__Passage__
────────
To ensure external reliability, a pilot study was conducted, recruiting 10 South African caregivers who met the selection criteria to complete the questionnaire and provide feedback regarding the accuracy of the questions. All participants reported that they were satisfied with the content of the questionnaire and that it seems to be of worth for caregivers to address their daily challenges and needs. As such, no changes were made to any questions after the pilot study.

Data analysis

The Statistical Package for Social Sciences (SPSS) v 26 was used for all statistical analyses. An EFA, using a principal component analysis (PCA) with Varimax (with Kaiser Normalisation), was conducted to explore the underlying factor structure of the instrument.

The Shapiro-Wilk test was used to detect differences from normality (Field 2018) and because this p-value is less than 0.05, the BSFC score differs from normality and, accordingly, non-parametric tests were used. To determine whether there is a significant association in the BSFC score in terms of demographic information (e.g. age, qualification level, income level), various inferential statistics were computed depending on the type of demographic variable; the Kruskal–Wallis (KW) test, Spearman correlation and Point-biserial correlation were used.

Ethical considerations

No data collection commenced before ethics approval, from the Research Ethics Committee of the Faculty of Humanities, University of Pretoria (HUM026/1019). All participants were informed about the purpose of the study and that they may exit the study at any time without any negative consequences. Anonymity and confidentiality could be ensured as the researchers did not meet any participant face-to-face and any identifiable information was removed.

Results

Factor extraction

An EFA, using a PCA with Varimax (with Kaiser Normalisation), was conducted to explore the underlying factor structure of the instrument. To determine if collected data were suitable for conducting an EFA, the Bartlett’s test of sphericity and the Kaiser–Meyer–Olkin Measure of Sampling Adequacy (KMO) were applied (Field 2018). Both assessments yielded evidence that dimension reduction could be conducted (KMO = 0.913; p-value for Barlett’s test < 0.001) and that data were suited for EFA (Hutcheson & Sofroniou 1999). After investigating the eigenvalues, six factors were extracted (see Table 3); however, the last factor only had one item loading significantly onto it (Question 8: ‘Away from the caring situation I can switch off’), and this factor was dropped as it is not desirable to have a factor with only one item. Following this, an investigation was carried out to check whether Question 8 couldn’t be placed with another factor; however, as it didn’t load significantly onto any of the remaining factors, the item was dropped. The highest factor loadings in Table 3 are indicated in bold, and where the factor loadings were negative, the items were reverse-scored before the results of the statistical analyses were conducted.

TABLE 3: Results from the exploratory factor analysis.
────────
__Recorded data__
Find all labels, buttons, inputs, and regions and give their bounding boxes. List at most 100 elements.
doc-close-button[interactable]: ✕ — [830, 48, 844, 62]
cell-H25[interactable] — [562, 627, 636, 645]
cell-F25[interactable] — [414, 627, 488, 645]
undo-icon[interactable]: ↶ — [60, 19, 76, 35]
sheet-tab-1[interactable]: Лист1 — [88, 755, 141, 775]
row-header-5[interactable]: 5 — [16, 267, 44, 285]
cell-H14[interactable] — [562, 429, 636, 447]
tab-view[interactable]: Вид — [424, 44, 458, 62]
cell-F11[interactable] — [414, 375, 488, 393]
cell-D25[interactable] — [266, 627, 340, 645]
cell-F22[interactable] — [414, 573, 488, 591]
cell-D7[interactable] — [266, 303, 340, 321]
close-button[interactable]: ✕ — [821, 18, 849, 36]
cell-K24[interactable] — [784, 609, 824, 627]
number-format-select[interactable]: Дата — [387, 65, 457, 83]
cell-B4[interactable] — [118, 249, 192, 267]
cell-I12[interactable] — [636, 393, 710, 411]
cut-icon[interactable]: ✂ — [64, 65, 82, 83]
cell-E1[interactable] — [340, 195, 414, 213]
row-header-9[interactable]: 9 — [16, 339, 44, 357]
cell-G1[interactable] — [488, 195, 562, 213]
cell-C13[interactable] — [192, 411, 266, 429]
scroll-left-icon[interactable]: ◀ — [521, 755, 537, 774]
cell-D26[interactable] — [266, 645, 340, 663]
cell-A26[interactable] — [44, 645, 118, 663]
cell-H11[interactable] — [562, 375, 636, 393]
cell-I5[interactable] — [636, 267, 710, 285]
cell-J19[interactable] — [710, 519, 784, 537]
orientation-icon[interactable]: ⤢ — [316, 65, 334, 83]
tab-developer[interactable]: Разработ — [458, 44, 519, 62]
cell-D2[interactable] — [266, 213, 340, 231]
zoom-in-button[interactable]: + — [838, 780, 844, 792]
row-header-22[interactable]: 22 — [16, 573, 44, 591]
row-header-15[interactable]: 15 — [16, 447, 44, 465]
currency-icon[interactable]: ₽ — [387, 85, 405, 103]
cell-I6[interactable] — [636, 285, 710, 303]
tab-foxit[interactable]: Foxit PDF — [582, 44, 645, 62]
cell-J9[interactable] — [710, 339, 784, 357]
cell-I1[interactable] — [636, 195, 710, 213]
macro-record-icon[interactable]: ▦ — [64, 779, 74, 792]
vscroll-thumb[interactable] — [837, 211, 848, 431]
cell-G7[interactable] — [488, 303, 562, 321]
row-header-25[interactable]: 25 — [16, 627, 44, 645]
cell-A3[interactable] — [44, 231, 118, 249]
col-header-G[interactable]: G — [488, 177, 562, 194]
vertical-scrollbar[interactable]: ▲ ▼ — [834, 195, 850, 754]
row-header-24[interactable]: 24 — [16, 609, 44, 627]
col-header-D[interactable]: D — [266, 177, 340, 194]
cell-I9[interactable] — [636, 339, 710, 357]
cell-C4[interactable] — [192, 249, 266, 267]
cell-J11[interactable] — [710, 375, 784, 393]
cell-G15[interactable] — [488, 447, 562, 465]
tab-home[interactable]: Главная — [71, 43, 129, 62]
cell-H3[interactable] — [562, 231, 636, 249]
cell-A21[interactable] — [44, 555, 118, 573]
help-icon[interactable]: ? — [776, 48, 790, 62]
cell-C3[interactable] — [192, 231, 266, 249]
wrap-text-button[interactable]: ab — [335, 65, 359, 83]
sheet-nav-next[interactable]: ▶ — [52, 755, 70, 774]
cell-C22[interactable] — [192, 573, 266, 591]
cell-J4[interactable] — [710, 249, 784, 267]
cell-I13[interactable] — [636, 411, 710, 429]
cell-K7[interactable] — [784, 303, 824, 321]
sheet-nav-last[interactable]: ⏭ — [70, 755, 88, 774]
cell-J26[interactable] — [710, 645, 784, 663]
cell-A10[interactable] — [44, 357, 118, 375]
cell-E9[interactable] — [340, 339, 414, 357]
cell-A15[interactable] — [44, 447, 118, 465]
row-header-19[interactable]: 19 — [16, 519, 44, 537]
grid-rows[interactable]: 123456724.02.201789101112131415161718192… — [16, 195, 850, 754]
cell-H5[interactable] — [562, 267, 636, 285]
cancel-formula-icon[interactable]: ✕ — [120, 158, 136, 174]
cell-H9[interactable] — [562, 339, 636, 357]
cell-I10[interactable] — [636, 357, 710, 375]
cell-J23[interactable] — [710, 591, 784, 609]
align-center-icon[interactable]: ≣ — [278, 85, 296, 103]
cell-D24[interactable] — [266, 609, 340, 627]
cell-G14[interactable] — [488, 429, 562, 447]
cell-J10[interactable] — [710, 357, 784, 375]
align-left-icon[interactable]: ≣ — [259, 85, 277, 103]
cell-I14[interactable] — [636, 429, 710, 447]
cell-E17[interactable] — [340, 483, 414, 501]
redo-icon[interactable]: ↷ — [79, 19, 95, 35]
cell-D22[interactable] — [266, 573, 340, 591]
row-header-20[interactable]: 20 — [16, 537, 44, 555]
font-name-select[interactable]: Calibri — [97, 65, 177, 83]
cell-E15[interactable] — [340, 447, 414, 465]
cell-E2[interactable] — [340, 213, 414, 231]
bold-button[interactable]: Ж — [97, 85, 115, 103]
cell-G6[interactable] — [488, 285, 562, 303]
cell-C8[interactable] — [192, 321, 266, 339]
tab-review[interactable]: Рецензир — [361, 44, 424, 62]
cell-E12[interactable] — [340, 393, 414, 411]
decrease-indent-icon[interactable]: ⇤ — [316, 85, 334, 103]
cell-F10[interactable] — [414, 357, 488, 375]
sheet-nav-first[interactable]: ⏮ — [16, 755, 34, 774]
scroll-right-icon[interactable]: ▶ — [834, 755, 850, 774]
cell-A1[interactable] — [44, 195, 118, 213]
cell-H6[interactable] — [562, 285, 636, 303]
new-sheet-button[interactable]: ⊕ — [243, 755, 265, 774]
────────
__What you will do__
[1] Answer each question from the caregiver study passage.
(a) How many caregivers took part in the pilot study?
(b) Which version of SPSS was used for the statistical analyses?
(c) Which question was dropped during factor extraction?
[2] Say whether each statement agrees with the caregiver study passage. Answer yes or no, and quote the words that decide it.
(a) Some questions were revised after the pilot study.
(b) The researchers met participants in person.
(c) The KMO value obtained was 0.913.
The listing comes from a different source than the caregiver study passage.

__Solved tasks__
[1]
(a) 10 South African caregivers took part.
(b) SPSS v 26 was used.
(c) Question 8, "Away from the caring situation I can switch off," was dropped.

[2]
(a) No: "no changes were made to any questions after the pilot study."
(b) No: "the researchers did not meet any participant face-to-face."
(c) Yes: "KMO = 0.913."